**What you need to do:** Copy the lines word for word, starting at the line containing "extract all elements" and ending at the line containing "maximize-icon — [632, 64, 646, 79]".

━━ Data shown

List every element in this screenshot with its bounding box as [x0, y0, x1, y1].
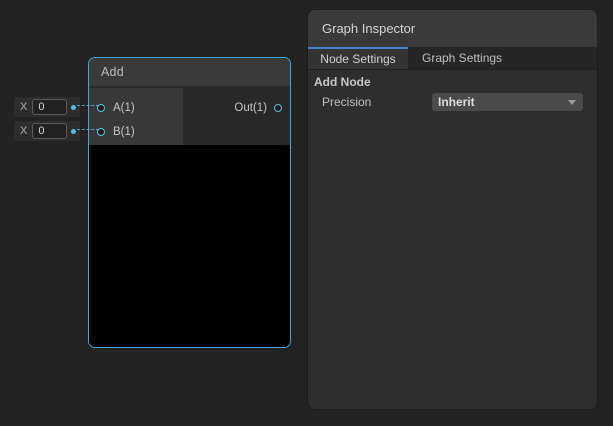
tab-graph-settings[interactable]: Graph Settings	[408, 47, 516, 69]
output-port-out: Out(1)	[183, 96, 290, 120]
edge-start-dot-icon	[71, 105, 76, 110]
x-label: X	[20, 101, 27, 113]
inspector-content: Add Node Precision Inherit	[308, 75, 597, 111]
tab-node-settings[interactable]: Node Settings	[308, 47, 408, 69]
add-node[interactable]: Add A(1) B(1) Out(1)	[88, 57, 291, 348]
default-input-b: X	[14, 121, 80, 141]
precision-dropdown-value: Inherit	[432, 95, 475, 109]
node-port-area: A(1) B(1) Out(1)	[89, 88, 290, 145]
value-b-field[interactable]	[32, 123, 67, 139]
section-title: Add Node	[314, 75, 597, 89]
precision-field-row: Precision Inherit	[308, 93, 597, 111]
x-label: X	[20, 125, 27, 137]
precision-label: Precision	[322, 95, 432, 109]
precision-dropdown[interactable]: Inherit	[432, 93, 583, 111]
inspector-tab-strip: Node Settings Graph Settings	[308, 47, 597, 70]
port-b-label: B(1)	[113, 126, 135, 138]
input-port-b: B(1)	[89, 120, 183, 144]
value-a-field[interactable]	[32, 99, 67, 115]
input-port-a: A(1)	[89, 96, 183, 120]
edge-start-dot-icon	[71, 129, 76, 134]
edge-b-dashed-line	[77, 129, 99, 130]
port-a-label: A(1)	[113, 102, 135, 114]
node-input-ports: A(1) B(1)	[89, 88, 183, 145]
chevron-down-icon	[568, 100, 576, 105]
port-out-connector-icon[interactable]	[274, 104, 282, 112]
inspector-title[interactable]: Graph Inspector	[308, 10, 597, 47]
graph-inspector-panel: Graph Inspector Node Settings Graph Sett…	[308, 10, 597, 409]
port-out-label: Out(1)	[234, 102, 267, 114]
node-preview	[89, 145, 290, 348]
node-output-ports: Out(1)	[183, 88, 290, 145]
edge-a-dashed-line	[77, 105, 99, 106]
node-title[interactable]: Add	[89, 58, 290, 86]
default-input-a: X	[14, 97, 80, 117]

━━━━
━━ Data shown

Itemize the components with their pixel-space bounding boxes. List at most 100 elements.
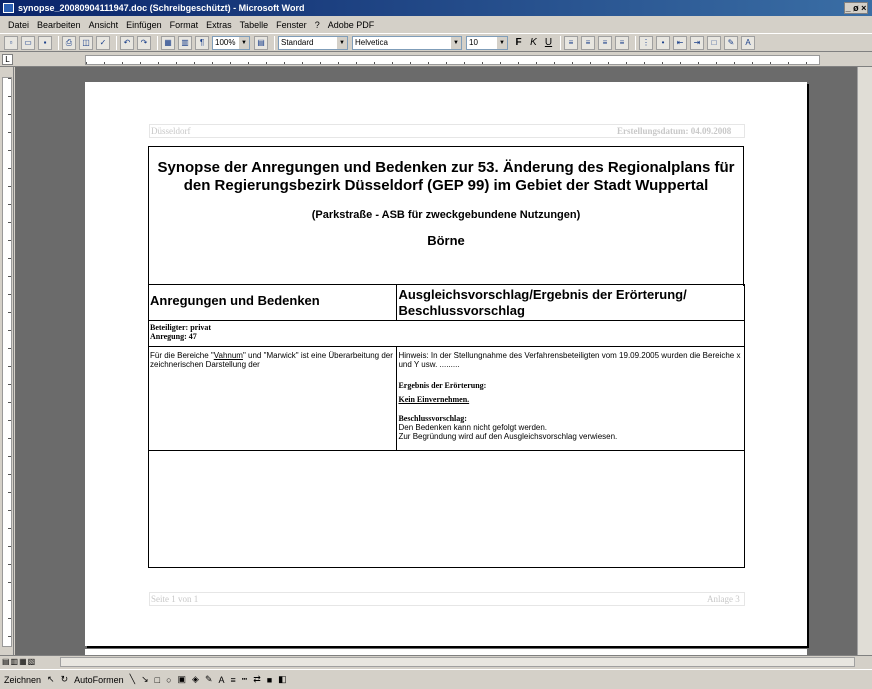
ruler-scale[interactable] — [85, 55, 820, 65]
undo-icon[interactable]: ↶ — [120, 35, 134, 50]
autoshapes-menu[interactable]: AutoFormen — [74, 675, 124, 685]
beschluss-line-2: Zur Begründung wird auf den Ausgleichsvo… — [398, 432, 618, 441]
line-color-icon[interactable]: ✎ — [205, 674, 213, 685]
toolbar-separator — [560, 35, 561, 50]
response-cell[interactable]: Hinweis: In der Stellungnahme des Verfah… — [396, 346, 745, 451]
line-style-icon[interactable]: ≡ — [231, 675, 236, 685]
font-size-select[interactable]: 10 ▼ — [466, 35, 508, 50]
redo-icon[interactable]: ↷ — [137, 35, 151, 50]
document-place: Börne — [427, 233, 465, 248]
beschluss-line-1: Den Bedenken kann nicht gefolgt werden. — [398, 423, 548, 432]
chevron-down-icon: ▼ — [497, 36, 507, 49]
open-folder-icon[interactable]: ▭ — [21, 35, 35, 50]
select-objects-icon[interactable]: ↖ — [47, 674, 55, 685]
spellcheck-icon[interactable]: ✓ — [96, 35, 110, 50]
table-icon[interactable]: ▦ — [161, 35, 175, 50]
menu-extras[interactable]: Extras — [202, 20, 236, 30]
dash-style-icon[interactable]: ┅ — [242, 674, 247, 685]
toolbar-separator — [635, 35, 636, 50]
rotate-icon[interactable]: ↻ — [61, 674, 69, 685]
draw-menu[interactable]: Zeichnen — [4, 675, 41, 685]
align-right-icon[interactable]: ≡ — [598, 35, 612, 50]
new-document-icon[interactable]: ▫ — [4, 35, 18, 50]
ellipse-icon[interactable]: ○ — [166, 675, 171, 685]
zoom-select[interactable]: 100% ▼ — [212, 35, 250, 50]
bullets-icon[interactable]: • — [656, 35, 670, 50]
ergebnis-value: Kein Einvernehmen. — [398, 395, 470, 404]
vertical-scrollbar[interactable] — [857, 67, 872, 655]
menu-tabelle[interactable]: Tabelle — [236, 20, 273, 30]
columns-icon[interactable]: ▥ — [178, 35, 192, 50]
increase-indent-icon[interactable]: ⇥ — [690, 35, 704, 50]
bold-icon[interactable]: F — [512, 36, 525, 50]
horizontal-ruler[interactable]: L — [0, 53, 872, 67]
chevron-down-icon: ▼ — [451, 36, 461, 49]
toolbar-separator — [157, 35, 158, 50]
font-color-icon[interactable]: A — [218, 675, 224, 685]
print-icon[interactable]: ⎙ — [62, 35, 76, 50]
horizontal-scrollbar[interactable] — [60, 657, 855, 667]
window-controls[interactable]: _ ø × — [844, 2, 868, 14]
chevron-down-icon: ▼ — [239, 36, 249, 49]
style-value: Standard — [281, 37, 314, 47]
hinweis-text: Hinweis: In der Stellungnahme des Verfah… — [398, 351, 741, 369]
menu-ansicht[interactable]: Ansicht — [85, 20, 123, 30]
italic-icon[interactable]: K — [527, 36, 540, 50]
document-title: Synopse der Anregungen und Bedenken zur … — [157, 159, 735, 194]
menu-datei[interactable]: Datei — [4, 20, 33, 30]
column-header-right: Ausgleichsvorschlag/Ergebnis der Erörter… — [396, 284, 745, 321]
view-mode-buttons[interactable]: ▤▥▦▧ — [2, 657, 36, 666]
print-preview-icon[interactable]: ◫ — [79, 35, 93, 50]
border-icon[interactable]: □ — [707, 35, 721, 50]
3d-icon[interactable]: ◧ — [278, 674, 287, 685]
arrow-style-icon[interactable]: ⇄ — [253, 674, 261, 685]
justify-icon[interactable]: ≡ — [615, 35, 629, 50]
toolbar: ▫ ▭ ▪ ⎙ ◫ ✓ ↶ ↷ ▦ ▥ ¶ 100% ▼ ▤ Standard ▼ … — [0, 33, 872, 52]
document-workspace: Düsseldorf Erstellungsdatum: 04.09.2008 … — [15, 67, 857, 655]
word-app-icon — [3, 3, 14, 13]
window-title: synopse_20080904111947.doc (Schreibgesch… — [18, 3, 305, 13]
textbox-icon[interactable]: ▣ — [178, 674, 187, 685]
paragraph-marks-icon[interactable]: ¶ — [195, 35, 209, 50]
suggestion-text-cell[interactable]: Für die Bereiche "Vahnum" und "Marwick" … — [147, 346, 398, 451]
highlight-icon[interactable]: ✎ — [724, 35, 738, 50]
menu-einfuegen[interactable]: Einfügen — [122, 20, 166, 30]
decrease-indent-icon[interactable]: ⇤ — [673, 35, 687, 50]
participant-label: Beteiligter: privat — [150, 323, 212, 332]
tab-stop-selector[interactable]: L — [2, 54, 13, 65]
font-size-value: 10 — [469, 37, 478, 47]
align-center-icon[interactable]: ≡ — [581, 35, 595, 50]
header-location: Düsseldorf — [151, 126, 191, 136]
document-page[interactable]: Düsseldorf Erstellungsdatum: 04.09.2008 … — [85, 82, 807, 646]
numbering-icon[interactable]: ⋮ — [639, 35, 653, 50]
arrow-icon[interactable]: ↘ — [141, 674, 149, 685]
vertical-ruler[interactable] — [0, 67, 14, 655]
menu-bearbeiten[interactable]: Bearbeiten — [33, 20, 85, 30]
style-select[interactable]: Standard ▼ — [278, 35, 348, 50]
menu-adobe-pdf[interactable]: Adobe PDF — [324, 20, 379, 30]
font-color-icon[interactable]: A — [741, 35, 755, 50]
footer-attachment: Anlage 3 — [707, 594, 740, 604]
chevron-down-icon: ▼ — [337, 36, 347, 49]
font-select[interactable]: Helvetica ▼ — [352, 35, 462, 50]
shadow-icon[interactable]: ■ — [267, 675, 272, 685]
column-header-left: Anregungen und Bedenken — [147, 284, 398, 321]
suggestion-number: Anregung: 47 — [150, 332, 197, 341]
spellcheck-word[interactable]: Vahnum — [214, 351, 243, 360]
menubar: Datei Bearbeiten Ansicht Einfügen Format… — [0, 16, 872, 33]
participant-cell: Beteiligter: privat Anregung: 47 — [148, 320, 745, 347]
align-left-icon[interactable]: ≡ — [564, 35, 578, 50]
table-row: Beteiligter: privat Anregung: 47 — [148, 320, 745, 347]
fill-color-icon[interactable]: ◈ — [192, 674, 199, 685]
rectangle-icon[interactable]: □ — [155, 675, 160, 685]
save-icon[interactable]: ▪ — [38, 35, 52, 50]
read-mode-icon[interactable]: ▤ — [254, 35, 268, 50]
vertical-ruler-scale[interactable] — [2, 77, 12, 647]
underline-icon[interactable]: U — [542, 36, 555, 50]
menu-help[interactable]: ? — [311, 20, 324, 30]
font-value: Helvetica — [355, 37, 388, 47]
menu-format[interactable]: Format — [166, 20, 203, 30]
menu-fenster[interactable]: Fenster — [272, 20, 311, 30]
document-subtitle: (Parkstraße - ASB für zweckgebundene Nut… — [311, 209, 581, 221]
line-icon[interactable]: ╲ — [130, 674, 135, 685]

━━━━
━━ Data shown

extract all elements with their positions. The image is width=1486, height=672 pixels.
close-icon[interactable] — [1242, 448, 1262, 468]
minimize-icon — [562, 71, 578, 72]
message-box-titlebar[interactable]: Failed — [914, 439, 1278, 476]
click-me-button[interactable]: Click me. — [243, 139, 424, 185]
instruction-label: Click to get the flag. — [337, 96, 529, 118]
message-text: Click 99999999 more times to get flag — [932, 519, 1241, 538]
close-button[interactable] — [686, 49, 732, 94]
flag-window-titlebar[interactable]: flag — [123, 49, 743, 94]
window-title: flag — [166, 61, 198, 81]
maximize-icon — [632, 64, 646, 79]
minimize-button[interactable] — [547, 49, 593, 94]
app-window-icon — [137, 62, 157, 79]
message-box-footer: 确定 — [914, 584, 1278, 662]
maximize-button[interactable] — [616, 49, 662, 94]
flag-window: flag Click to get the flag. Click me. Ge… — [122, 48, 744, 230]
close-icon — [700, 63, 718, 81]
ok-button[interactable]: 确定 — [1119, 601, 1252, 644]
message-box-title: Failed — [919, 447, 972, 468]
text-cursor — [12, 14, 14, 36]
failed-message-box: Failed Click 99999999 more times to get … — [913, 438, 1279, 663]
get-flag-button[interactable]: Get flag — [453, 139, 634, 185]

━━━━

**Task output:**
extract all elements with their positions. The image is width=1486, height=672 pixels.
close-icon[interactable] — [1242, 448, 1262, 468]
minimize-icon — [562, 71, 578, 72]
message-box-titlebar[interactable]: Failed — [914, 439, 1278, 476]
click-me-button[interactable]: Click me. — [243, 139, 424, 185]
instruction-label: Click to get the flag. — [337, 96, 529, 118]
message-text: Click 99999999 more times to get flag — [932, 519, 1241, 538]
close-button[interactable] — [686, 49, 732, 94]
flag-window-titlebar[interactable]: flag — [123, 49, 743, 94]
window-title: flag — [166, 61, 198, 81]
maximize-icon — [632, 64, 646, 79]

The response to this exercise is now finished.